• Passage shown:

------------------------------------------------------------

OpenSearch Benchmark workload reference

OpenSearch Benchmark workload reference

A workload is a specification of one or more benchmarking scenarios. A workload typically includes the following:

One or more data streams that are ingested into indices
A set of queries and operations that are invoked as part of the benchmark

Anatomy of a workload

The following example workload shows all of the essential elements needed to create a workload.json file. You can run this workload in your own benchmark configuration in order to understand how all of the elements work together:

{
  "description": "Tutorial benchmark for OpenSearch Benchmark",
  "indices": [
    {
      "name": "movies",
      "body": "index.json"
    }
  ],
  "corpora": [
    {
      "name": "movies",
      "documents": [
        {
          "source-file": "movies-documents.json",
          "document-count": 11658903, # Fetch document count from command line
          "uncompressed-bytes": 1544799789 # Fetch uncompressed bytes from command line
        }
      ]
    }
  ],
  "schedule": [
    {
      "operation": {
        "operation-type": "create-index"
      }
    },
    {
      "operation": {
        "operation-type": "cluster-health",
        "request-params": {
          "wait_for_status": "green"
        },
        "retry-until-success": true
      }
    },
    {
      "operation": {
        "operation-type": "bulk",
        "bulk-size": 5000
      },
      "warmup-time-period": 120,
      "clients": 8
    },
    {
      "operation": {
        "name": "query-match-all",
        "operation-type": "search",
        "body": {
          "query": {
            "match_all": {}
          }
        }
      },
      "iterations": 1000,
      "target-throughput": 100
    }
  ]
}

A workload usually consists of the following elements:

indices: Defines the relevant indices and index templates used for the workload.
corpora: Defines all document corpora used for the workload.
schedule: Defines operations and in what order the operations run in-line. Alternatively, you can use operations to group operations and the test_procedures parameter to specify the order of operations.
operations: Optional. Describes which operations are available for the workload and how they are parameterized.

Indices

To create an index, specify its name. To add definitions to your index, use the body option and point it to the JSON file containing the index definitions. For more information, see indices. For more information, see indices.

Corpora

The corpora element requires the name of the index containing the document corpus, for example, movies, and a list of parameters that define the document corpora. This list includes the following parameters:

source-file: The file name that contains the workload’s corresponding documents. When using OpenSearch Benchmark locally, documents are contained in a JSON file. When providing a base_url, use a compressed file format: .zip, .bz2, .gz, .tar, .tar.gz, .tgz, or .tar.bz2. The compressed file must have one JSON file containing the name.
document-count: The number of documents in the source-file, which determines which client indices correlate to which parts of the document corpus. Each N client receives an Nth of the document corpus. When using a source that contains a document with a parent-child relationship, specify the number of parent documents.

------------------------------------------------------------

• Data rows:
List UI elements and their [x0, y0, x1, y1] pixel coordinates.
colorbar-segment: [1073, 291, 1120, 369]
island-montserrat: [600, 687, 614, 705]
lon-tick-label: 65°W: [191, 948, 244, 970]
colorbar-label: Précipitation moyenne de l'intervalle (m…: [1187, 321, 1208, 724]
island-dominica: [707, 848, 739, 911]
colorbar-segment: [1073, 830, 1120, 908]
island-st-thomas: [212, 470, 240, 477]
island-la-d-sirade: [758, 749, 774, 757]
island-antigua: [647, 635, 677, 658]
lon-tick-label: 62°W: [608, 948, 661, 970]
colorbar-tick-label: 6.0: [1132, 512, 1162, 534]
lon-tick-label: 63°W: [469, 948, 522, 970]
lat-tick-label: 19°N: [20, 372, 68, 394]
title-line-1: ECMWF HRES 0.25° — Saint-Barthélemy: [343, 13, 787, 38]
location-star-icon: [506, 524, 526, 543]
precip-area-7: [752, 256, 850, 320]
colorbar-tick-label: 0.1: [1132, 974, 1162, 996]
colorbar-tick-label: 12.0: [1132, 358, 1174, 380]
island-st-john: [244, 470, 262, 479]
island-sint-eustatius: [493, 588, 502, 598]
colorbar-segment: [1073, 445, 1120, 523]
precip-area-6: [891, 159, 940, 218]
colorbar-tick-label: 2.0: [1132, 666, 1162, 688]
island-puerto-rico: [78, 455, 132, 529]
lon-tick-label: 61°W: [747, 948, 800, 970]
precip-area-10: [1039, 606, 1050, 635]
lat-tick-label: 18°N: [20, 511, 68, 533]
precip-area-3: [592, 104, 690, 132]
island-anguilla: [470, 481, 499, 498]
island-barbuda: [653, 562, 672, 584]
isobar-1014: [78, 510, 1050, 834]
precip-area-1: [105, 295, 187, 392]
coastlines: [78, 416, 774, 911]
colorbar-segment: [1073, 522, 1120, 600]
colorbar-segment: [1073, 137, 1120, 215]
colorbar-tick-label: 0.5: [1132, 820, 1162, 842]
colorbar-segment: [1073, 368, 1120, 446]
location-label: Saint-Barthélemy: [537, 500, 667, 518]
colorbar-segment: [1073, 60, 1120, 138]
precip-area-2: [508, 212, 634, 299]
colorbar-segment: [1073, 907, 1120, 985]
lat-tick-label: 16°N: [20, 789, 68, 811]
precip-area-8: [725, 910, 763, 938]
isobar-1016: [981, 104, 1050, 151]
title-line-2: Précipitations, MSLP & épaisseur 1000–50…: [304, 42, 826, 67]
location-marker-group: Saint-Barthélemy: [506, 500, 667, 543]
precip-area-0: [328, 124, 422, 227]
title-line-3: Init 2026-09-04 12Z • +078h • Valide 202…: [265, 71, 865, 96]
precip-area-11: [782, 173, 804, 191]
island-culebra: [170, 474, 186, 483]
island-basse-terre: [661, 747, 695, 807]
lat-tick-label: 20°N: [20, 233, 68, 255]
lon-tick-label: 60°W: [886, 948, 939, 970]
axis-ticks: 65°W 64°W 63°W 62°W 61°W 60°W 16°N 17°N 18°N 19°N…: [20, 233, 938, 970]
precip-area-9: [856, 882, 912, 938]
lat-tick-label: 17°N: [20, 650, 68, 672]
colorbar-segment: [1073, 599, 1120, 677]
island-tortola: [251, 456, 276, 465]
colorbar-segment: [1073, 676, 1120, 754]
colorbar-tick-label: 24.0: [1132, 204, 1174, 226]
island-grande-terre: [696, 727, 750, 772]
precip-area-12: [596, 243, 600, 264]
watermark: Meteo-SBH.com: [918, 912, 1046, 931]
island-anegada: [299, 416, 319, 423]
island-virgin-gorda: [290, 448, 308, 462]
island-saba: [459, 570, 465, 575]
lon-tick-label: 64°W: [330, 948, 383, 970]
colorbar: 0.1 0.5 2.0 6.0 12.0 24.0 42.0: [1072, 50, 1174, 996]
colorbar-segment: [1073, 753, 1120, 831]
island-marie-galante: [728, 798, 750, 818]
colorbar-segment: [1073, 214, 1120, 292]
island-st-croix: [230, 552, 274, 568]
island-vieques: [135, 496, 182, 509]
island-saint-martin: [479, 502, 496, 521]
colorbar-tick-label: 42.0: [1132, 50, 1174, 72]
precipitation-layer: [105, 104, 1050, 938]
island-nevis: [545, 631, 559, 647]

------------------------------------------------------------

• Tasks and exercises:
**a)** Name every operation-type value that appears in the schedule of the example workload in the workload reference.
**b)** Summarize the workload reference in two sentences.
**c)** From the workload reference, write down the part that opens with the words containing "A workload usually" and closes with "corpora used for the workload.".

• Written responses:
**a)** create-index, cluster-health, bulk, search

**b)** A workload specifies one or more benchmarking scenarios and typically includes data streams ingested into indices and a set of queries and operations invoked as part of the benchmark. It usually consists of indices, corpora, a schedule and optional operations, and the reference explains how to name and define an index and which parameters, such as source-file and document-count, define a document corpus.

**c)**
A workload usually consists of the following elements:

indices: Defines the relevant indices and index templates used for the workload.
corpora: Defines all document corpora used for the workload.